_REQUIRED TASK_
Your task is to copy every line of the records below that contains "pour".

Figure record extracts
— Start —
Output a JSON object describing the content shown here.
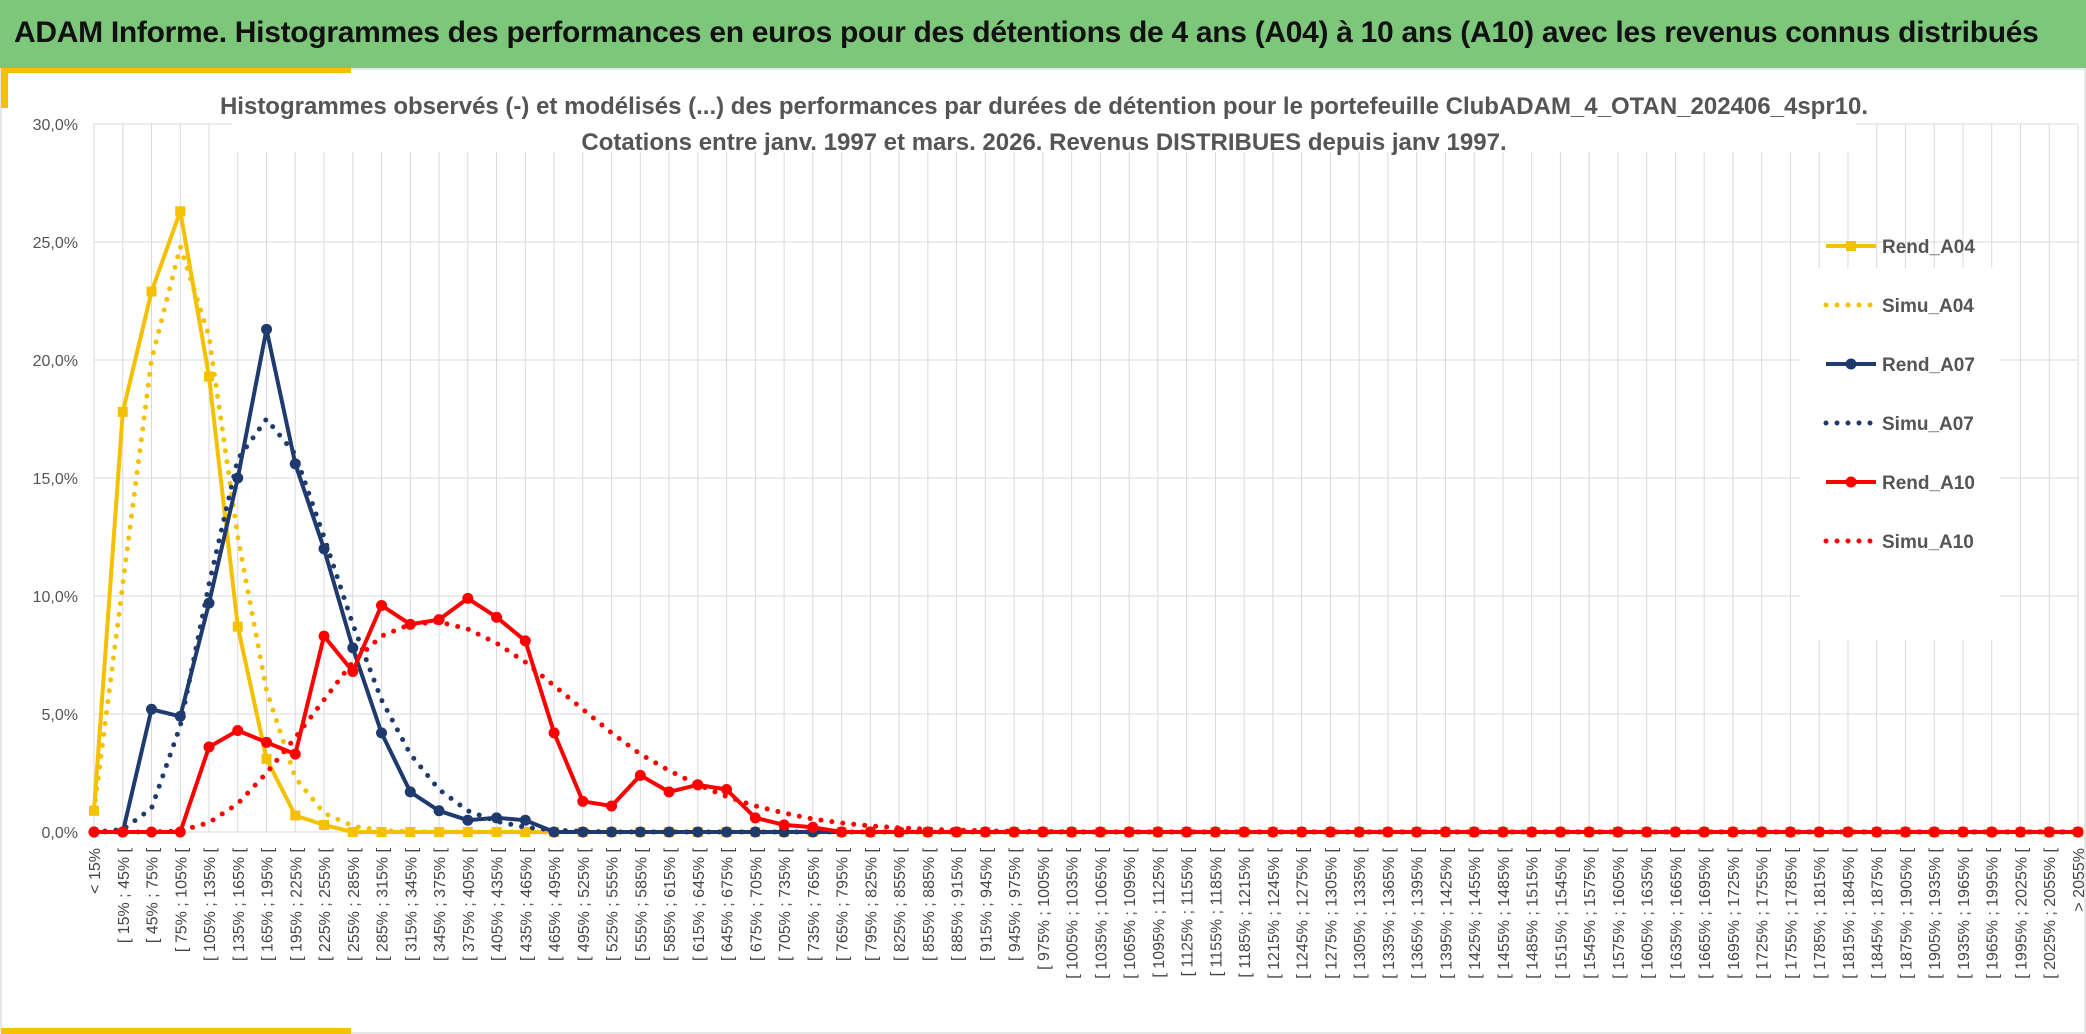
{
  "header": {
    "title": "ADAM Informe. Histogrammes des performances en euros pour des détentions de 4 ans (A04) à 10 ans (A10) avec les revenus connus distribués"
  },
  "chart_data": {
    "type": "line",
    "title_line1": "Histogrammes observés (-) et modélisés (...) des performances par durées de détention pour le portefeuille ClubADAM_4_OTAN_202406_4spr10.",
    "title_line2": "Cotations entre janv. 1997 et mars. 2026. Revenus DISTRIBUES depuis janv 1997.",
    "ylim": [
      0,
      30
    ],
    "yticks": [
      "0,0%",
      "5,0%",
      "10,0%",
      "15,0%",
      "20,0%",
      "25,0%",
      "30,0%"
    ],
    "categories": [
      "< 15%",
      "[ 15% ; 45% [",
      "[ 45% ; 75% [",
      "[ 75% ; 105% [",
      "[ 105% ; 135% [",
      "[ 135% ; 165% [",
      "[ 165% ; 195% [",
      "[ 195% ; 225% [",
      "[ 225% ; 255% [",
      "[ 255% ; 285% [",
      "[ 285% ; 315% [",
      "[ 315% ; 345% [",
      "[ 345% ; 375% [",
      "[ 375% ; 405% [",
      "[ 405% ; 435% [",
      "[ 435% ; 465% [",
      "[ 465% ; 495% [",
      "[ 495% ; 525% [",
      "[ 525% ; 555% [",
      "[ 555% ; 585% [",
      "[ 585% ; 615% [",
      "[ 615% ; 645% [",
      "[ 645% ; 675% [",
      "[ 675% ; 705% [",
      "[ 705% ; 735% [",
      "[ 735% ; 765% [",
      "[ 765% ; 795% [",
      "[ 795% ; 825% [",
      "[ 825% ; 855% [",
      "[ 855% ; 885% [",
      "[ 885% ; 915% [",
      "[ 915% ; 945% [",
      "[ 945% ; 975% [",
      "[ 975% ; 1005% [",
      "[ 1005% ; 1035% [",
      "[ 1035% ; 1065% [",
      "[ 1065% ; 1095% [",
      "[ 1095% ; 1125% [",
      "[ 1125% ; 1155% [",
      "[ 1155% ; 1185% [",
      "[ 1185% ; 1215% [",
      "[ 1215% ; 1245% [",
      "[ 1245% ; 1275% [",
      "[ 1275% ; 1305% [",
      "[ 1305% ; 1335% [",
      "[ 1335% ; 1365% [",
      "[ 1365% ; 1395% [",
      "[ 1395% ; 1425% [",
      "[ 1425% ; 1455% [",
      "[ 1455% ; 1485% [",
      "[ 1485% ; 1515% [",
      "[ 1515% ; 1545% [",
      "[ 1545% ; 1575% [",
      "[ 1575% ; 1605% [",
      "[ 1605% ; 1635% [",
      "[ 1635% ; 1665% [",
      "[ 1665% ; 1695% [",
      "[ 1695% ; 1725% [",
      "[ 1725% ; 1755% [",
      "[ 1755% ; 1785% [",
      "[ 1785% ; 1815% [",
      "[ 1815% ; 1845% [",
      "[ 1845% ; 1875% [",
      "[ 1875% ; 1905% [",
      "[ 1905% ; 1935% [",
      "[ 1935% ; 1965% [",
      "[ 1965% ; 1995% [",
      "[ 1995% ; 2025% [",
      "[ 2025% ; 2055% [",
      "> 2055%"
    ],
    "series": [
      {
        "name": "Rend_A04",
        "style": "solid",
        "marker": "square",
        "color": "#f5c000",
        "values": [
          0.9,
          17.8,
          22.9,
          26.3,
          19.3,
          8.7,
          3.1,
          0.7,
          0.3,
          0,
          0,
          0,
          0,
          0,
          0,
          0,
          0,
          0,
          0,
          0,
          0,
          0,
          0,
          0,
          0,
          0,
          0,
          0,
          0,
          0,
          0,
          0,
          0,
          0,
          0,
          0,
          0,
          0,
          0,
          0,
          0,
          0,
          0,
          0,
          0,
          0,
          0,
          0,
          0,
          0,
          0,
          0,
          0,
          0,
          0,
          0,
          0,
          0,
          0,
          0,
          0,
          0,
          0,
          0,
          0,
          0,
          0,
          0,
          0,
          0
        ]
      },
      {
        "name": "Simu_A04",
        "style": "dotted",
        "marker": "none",
        "color": "#f5c000",
        "values": [
          0.9,
          10.5,
          20.0,
          24.8,
          21.0,
          12.5,
          6.0,
          2.3,
          0.8,
          0.25,
          0.06,
          0.02,
          0,
          0,
          0,
          0,
          0,
          0,
          0,
          0,
          0,
          0,
          0,
          0,
          0,
          0,
          0,
          0,
          0,
          0,
          0,
          0,
          0,
          0,
          0,
          0,
          0,
          0,
          0,
          0,
          0,
          0,
          0,
          0,
          0,
          0,
          0,
          0,
          0,
          0,
          0,
          0,
          0,
          0,
          0,
          0,
          0,
          0,
          0,
          0,
          0,
          0,
          0,
          0,
          0,
          0,
          0,
          0,
          0,
          0
        ]
      },
      {
        "name": "Rend_A07",
        "style": "solid",
        "marker": "circle",
        "color": "#1f3b6e",
        "values": [
          0,
          0,
          5.2,
          4.9,
          9.7,
          15.0,
          21.3,
          15.6,
          12.0,
          7.8,
          4.2,
          1.7,
          0.9,
          0.5,
          0.6,
          0.5,
          0,
          0,
          0,
          0,
          0,
          0,
          0,
          0,
          0,
          0,
          0,
          0,
          0,
          0,
          0,
          0,
          0,
          0,
          0,
          0,
          0,
          0,
          0,
          0,
          0,
          0,
          0,
          0,
          0,
          0,
          0,
          0,
          0,
          0,
          0,
          0,
          0,
          0,
          0,
          0,
          0,
          0,
          0,
          0,
          0,
          0,
          0,
          0,
          0,
          0,
          0,
          0,
          0,
          0
        ]
      },
      {
        "name": "Simu_A07",
        "style": "dotted",
        "marker": "none",
        "color": "#1f3b6e",
        "values": [
          0,
          0.1,
          1.0,
          4.5,
          10.5,
          15.8,
          17.5,
          16.0,
          12.5,
          8.8,
          5.6,
          3.3,
          1.8,
          0.9,
          0.45,
          0.2,
          0.08,
          0.03,
          0,
          0,
          0,
          0,
          0,
          0,
          0,
          0,
          0,
          0,
          0,
          0,
          0,
          0,
          0,
          0,
          0,
          0,
          0,
          0,
          0,
          0,
          0,
          0,
          0,
          0,
          0,
          0,
          0,
          0,
          0,
          0,
          0,
          0,
          0,
          0,
          0,
          0,
          0,
          0,
          0,
          0,
          0,
          0,
          0,
          0,
          0,
          0,
          0,
          0,
          0,
          0
        ]
      },
      {
        "name": "Rend_A10",
        "style": "solid",
        "marker": "circle",
        "color": "#ff0000",
        "values": [
          0,
          0,
          0,
          0,
          3.6,
          4.3,
          3.8,
          3.3,
          8.3,
          6.8,
          9.6,
          8.8,
          9.0,
          9.9,
          9.1,
          8.1,
          4.2,
          1.3,
          1.1,
          2.4,
          1.7,
          2.0,
          1.8,
          0.6,
          0.3,
          0.2,
          0,
          0,
          0,
          0,
          0,
          0,
          0,
          0,
          0,
          0,
          0,
          0,
          0,
          0,
          0,
          0,
          0,
          0,
          0,
          0,
          0,
          0,
          0,
          0,
          0,
          0,
          0,
          0,
          0,
          0,
          0,
          0,
          0,
          0,
          0,
          0,
          0,
          0,
          0,
          0,
          0,
          0,
          0,
          0
        ]
      },
      {
        "name": "Simu_A10",
        "style": "dotted",
        "marker": "none",
        "color": "#ff0000",
        "values": [
          0,
          0,
          0,
          0.05,
          0.4,
          1.2,
          2.5,
          4.0,
          5.6,
          7.2,
          8.3,
          8.8,
          8.9,
          8.6,
          8.0,
          7.2,
          6.2,
          5.2,
          4.2,
          3.3,
          2.6,
          2.0,
          1.5,
          1.1,
          0.8,
          0.55,
          0.38,
          0.26,
          0.18,
          0.12,
          0.08,
          0.05,
          0.03,
          0.02,
          0,
          0,
          0,
          0,
          0,
          0,
          0,
          0,
          0,
          0,
          0,
          0,
          0,
          0,
          0,
          0,
          0,
          0,
          0,
          0,
          0,
          0,
          0,
          0,
          0,
          0,
          0,
          0,
          0,
          0,
          0,
          0,
          0,
          0,
          0,
          0
        ]
      }
    ],
    "legend_position": "right",
    "grid": true
  }
}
— End —
_WORKED SOLUTION_
    "title": "ADAM Informe. Histogrammes des performances en euros pour des détentions de 4 ans (A04) à 10 ans (A10) avec les revenus connus distribués"
    "title_line1": "Histogrammes observés (-) et modélisés (...) des performances par durées de détention pour le portefeuille ClubADAM_4_OTAN_202406_4spr10.",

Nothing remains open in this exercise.